Data items
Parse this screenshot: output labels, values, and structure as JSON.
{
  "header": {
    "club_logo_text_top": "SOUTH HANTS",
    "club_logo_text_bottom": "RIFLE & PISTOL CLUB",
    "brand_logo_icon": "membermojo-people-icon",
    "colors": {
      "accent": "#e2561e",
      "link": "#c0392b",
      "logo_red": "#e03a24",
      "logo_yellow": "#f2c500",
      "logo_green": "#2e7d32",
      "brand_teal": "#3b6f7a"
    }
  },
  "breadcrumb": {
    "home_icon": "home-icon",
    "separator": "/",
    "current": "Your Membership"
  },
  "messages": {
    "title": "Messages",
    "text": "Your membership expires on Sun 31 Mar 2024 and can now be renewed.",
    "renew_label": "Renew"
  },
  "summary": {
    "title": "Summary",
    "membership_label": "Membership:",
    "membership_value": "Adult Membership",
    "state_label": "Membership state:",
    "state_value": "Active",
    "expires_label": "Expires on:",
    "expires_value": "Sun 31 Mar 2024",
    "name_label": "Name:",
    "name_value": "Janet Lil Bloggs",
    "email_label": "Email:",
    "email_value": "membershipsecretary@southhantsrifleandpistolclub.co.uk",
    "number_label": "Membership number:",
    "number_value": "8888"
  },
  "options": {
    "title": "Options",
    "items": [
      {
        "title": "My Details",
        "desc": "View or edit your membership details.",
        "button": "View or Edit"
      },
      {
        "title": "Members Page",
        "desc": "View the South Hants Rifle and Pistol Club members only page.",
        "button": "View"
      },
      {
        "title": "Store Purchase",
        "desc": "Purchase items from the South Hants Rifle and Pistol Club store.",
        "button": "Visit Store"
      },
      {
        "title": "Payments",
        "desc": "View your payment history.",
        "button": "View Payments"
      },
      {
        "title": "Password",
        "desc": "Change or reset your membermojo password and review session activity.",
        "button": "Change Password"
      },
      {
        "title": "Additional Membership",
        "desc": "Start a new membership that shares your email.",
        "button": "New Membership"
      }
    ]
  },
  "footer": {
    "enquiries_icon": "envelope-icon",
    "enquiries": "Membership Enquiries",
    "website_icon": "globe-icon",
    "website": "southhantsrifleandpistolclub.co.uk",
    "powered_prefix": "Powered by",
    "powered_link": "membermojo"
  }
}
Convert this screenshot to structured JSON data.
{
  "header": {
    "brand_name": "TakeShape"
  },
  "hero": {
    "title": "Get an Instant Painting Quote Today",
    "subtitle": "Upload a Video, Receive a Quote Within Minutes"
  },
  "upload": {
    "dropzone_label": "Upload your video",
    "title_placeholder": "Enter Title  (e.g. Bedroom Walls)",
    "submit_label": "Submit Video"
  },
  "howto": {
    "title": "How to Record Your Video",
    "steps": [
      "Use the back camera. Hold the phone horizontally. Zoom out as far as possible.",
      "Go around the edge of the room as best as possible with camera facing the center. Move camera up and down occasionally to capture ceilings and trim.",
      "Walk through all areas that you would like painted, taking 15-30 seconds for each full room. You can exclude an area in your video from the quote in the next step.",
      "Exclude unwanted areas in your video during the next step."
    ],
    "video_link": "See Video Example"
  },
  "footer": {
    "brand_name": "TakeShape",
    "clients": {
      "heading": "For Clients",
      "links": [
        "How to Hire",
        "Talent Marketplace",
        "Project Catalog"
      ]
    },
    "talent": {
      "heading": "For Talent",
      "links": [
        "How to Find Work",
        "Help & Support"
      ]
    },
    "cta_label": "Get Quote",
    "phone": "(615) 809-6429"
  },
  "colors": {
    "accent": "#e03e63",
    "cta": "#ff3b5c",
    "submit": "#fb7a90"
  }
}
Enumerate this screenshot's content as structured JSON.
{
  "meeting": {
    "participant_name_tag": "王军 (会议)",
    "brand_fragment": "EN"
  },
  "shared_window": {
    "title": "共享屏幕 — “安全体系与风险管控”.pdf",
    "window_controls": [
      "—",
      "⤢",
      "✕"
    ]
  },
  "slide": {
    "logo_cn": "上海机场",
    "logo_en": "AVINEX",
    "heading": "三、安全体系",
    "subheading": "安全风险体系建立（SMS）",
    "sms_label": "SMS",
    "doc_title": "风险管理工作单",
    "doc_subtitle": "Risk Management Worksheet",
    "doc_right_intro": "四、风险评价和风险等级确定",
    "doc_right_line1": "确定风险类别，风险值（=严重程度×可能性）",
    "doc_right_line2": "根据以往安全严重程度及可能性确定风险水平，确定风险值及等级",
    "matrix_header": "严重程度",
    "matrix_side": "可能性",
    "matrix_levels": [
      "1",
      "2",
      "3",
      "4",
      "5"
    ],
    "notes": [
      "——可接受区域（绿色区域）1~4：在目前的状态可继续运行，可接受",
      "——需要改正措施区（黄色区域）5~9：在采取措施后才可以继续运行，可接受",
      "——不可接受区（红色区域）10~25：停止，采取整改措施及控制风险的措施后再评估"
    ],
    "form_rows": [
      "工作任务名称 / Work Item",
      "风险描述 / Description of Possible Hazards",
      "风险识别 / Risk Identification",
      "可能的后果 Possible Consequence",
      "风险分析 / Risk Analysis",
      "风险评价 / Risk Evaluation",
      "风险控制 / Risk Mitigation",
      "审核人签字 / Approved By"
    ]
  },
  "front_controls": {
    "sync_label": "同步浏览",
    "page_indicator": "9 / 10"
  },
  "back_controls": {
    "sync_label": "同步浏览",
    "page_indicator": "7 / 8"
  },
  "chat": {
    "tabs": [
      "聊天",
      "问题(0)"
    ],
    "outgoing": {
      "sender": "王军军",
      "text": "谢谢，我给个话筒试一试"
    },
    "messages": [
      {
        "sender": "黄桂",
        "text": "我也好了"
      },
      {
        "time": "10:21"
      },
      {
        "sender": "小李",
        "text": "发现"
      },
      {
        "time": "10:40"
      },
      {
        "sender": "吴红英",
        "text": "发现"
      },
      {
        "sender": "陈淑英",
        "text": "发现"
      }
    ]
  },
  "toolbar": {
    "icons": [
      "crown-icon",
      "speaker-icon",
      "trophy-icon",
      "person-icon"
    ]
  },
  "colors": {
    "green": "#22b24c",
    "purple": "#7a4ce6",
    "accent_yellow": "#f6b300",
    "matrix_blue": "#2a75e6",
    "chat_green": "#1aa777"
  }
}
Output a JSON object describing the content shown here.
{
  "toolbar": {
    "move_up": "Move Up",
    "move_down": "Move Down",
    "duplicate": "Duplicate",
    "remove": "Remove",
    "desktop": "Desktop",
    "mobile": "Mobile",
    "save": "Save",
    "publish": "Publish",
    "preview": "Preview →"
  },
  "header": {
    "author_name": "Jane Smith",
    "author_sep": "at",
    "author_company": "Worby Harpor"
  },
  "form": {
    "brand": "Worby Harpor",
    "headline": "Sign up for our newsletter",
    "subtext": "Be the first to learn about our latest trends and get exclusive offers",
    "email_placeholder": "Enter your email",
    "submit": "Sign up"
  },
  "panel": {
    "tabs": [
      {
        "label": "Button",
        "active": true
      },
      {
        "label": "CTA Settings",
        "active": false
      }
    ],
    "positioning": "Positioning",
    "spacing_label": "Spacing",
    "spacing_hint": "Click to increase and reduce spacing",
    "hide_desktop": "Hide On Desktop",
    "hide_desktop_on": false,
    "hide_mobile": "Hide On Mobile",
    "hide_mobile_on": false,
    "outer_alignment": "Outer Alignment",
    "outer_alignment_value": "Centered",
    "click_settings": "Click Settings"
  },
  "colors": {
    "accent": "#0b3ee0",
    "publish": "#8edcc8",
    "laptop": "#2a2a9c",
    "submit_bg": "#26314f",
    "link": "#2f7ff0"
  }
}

» Problem description
Emit the records above again, exactly, with no line skipped.

» Task result
Parse this screenshot: output labels, values, and structure as JSON.
{
  "header": {
    "club_logo_text_top": "SOUTH HANTS",
    "club_logo_text_bottom": "RIFLE & PISTOL CLUB",
    "brand_logo_icon": "membermojo-people-icon",
    "colors": {
      "accent": "#e2561e",
      "link": "#c0392b",
      "logo_red": "#e03a24",
      "logo_yellow": "#f2c500",
      "logo_green": "#2e7d32",
      "brand_teal": "#3b6f7a"
    }
  },
  "breadcrumb": {
    "home_icon": "home-icon",
    "separator": "/",
    "current": "Your Membership"
  },
  "messages": {
    "title": "Messages",
    "text": "Your membership expires on Sun 31 Mar 2024 and can now be renewed.",
    "renew_label": "Renew"
  },
  "summary": {
    "title": "Summary",
    "membership_label": "Membership:",
    "membership_value": "Adult Membership",
    "state_label": "Membership state:",
    "state_value": "Active",
    "expires_label": "Expires on:",
    "expires_value": "Sun 31 Mar 2024",
    "name_label": "Name:",
    "name_value": "Janet Lil Bloggs",
    "email_label": "Email:",
    "email_value": "membershipsecretary@southhantsrifleandpistolclub.co.uk",
    "number_label": "Membership number:",
    "number_value": "8888"
  },
  "options": {
    "title": "Options",
    "items": [
      {
        "title": "My Details",
        "desc": "View or edit your membership details.",
        "button": "View or Edit"
      },
      {
        "title": "Members Page",
        "desc": "View the South Hants Rifle and Pistol Club members only page.",
        "button": "View"
      },
      {
        "title": "Store Purchase",
        "desc": "Purchase items from the South Hants Rifle and Pistol Club store.",
        "button": "Visit Store"
      },
      {
        "title": "Payments",
        "desc": "View your payment history.",
        "button": "View Payments"
      },
      {
        "title": "Password",
        "desc": "Change or reset your membermojo password and review session activity.",
        "button": "Change Password"
      },
      {
        "title": "Additional Membership",
        "desc": "Start a new membership that shares your email.",
        "button": "New Membership"
      }
    ]
  },
  "footer": {
    "enquiries_icon": "envelope-icon",
    "enquiries": "Membership Enquiries",
    "website_icon": "globe-icon",
    "website": "southhantsrifleandpistolclub.co.uk",
    "powered_prefix": "Powered by",
    "powered_link": "membermojo"
  }
}
Convert this screenshot to structured JSON data.
{
  "header": {
    "brand_name": "TakeShape"
  },
  "hero": {
    "title": "Get an Instant Painting Quote Today",
    "subtitle": "Upload a Video, Receive a Quote Within Minutes"
  },
  "upload": {
    "dropzone_label": "Upload your video",
    "title_placeholder": "Enter Title  (e.g. Bedroom Walls)",
    "submit_label": "Submit Video"
  },
  "howto": {
    "title": "How to Record Your Video",
    "steps": [
      "Use the back camera. Hold the phone horizontally. Zoom out as far as possible.",
      "Go around the edge of the room as best as possible with camera facing the center. Move camera up and down occasionally to capture ceilings and trim.",
      "Walk through all areas that you would like painted, taking 15-30 seconds for each full room. You can exclude an area in your video from the quote in the next step.",
      "Exclude unwanted areas in your video during the next step."
    ],
    "video_link": "See Video Example"
  },
  "footer": {
    "brand_name": "TakeShape",
    "clients": {
      "heading": "For Clients",
      "links": [
        "How to Hire",
        "Talent Marketplace",
        "Project Catalog"
      ]
    },
    "talent": {
      "heading": "For Talent",
      "links": [
        "How to Find Work",
        "Help & Support"
      ]
    },
    "cta_label": "Get Quote",
    "phone": "(615) 809-6429"
  },
  "colors": {
    "accent": "#e03e63",
    "cta": "#ff3b5c",
    "submit": "#fb7a90"
  }
}
Enumerate this screenshot's content as structured JSON.
{
  "meeting": {
    "participant_name_tag": "王军 (会议)",
    "brand_fragment": "EN"
  },
  "shared_window": {
    "title": "共享屏幕 — “安全体系与风险管控”.pdf",
    "window_controls": [
      "—",
      "⤢",
      "✕"
    ]
  },
  "slide": {
    "logo_cn": "上海机场",
    "logo_en": "AVINEX",
    "heading": "三、安全体系",
    "subheading": "安全风险体系建立（SMS）",
    "sms_label": "SMS",
    "doc_title": "风险管理工作单",
    "doc_subtitle": "Risk Management Worksheet",
    "doc_right_intro": "四、风险评价和风险等级确定",
    "doc_right_line1": "确定风险类别，风险值（=严重程度×可能性）",
    "doc_right_line2": "根据以往安全严重程度及可能性确定风险水平，确定风险值及等级",
    "matrix_header": "严重程度",
    "matrix_side": "可能性",
    "matrix_levels": [
      "1",
      "2",
      "3",
      "4",
      "5"
    ],
    "notes": [
      "——可接受区域（绿色区域）1~4：在目前的状态可继续运行，可接受",
      "——需要改正措施区（黄色区域）5~9：在采取措施后才可以继续运行，可接受",
      "——不可接受区（红色区域）10~25：停止，采取整改措施及控制风险的措施后再评估"
    ],
    "form_rows": [
      "工作任务名称 / Work Item",
      "风险描述 / Description of Possible Hazards",
      "风险识别 / Risk Identification",
      "可能的后果 Possible Consequence",
      "风险分析 / Risk Analysis",
      "风险评价 / Risk Evaluation",
      "风险控制 / Risk Mitigation",
      "审核人签字 / Approved By"
    ]
  },
  "front_controls": {
    "sync_label": "同步浏览",
    "page_indicator": "9 / 10"
  },
  "back_controls": {
    "sync_label": "同步浏览",
    "page_indicator": "7 / 8"
  },
  "chat": {
    "tabs": [
      "聊天",
      "问题(0)"
    ],
    "outgoing": {
      "sender": "王军军",
      "text": "谢谢，我给个话筒试一试"
    },
    "messages": [
      {
        "sender": "黄桂",
        "text": "我也好了"
      },
      {
        "time": "10:21"
      },
      {
        "sender": "小李",
        "text": "发现"
      },
      {
        "time": "10:40"
      },
      {
        "sender": "吴红英",
        "text": "发现"
      },
      {
        "sender": "陈淑英",
        "text": "发现"
      }
    ]
  },
  "toolbar": {
    "icons": [
      "crown-icon",
      "speaker-icon",
      "trophy-icon",
      "person-icon"
    ]
  },
  "colors": {
    "green": "#22b24c",
    "purple": "#7a4ce6",
    "accent_yellow": "#f6b300",
    "matrix_blue": "#2a75e6",
    "chat_green": "#1aa777"
  }
}
Output a JSON object describing the content shown here.
{
  "toolbar": {
    "move_up": "Move Up",
    "move_down": "Move Down",
    "duplicate": "Duplicate",
    "remove": "Remove",
    "desktop": "Desktop",
    "mobile": "Mobile",
    "save": "Save",
    "publish": "Publish",
    "preview": "Preview →"
  },
  "header": {
    "author_name": "Jane Smith",
    "author_sep": "at",
    "author_company": "Worby Harpor"
  },
  "form": {
    "brand": "Worby Harpor",
    "headline": "Sign up for our newsletter",
    "subtext": "Be the first to learn about our latest trends and get exclusive offers",
    "email_placeholder": "Enter your email",
    "submit": "Sign up"
  },
  "panel": {
    "tabs": [
      {
        "label": "Button",
        "active": true
      },
      {
        "label": "CTA Settings",
        "active": false
      }
    ],
    "positioning": "Positioning",
    "spacing_label": "Spacing",
    "spacing_hint": "Click to increase and reduce spacing",
    "hide_desktop": "Hide On Desktop",
    "hide_desktop_on": false,
    "hide_mobile": "Hide On Mobile",
    "hide_mobile_on": false,
    "outer_alignment": "Outer Alignment",
    "outer_alignment_value": "Centered",
    "click_settings": "Click Settings"
  },
  "colors": {
    "accent": "#0b3ee0",
    "publish": "#8edcc8",
    "laptop": "#2a2a9c",
    "submit_bg": "#26314f",
    "link": "#2f7ff0"
  }
}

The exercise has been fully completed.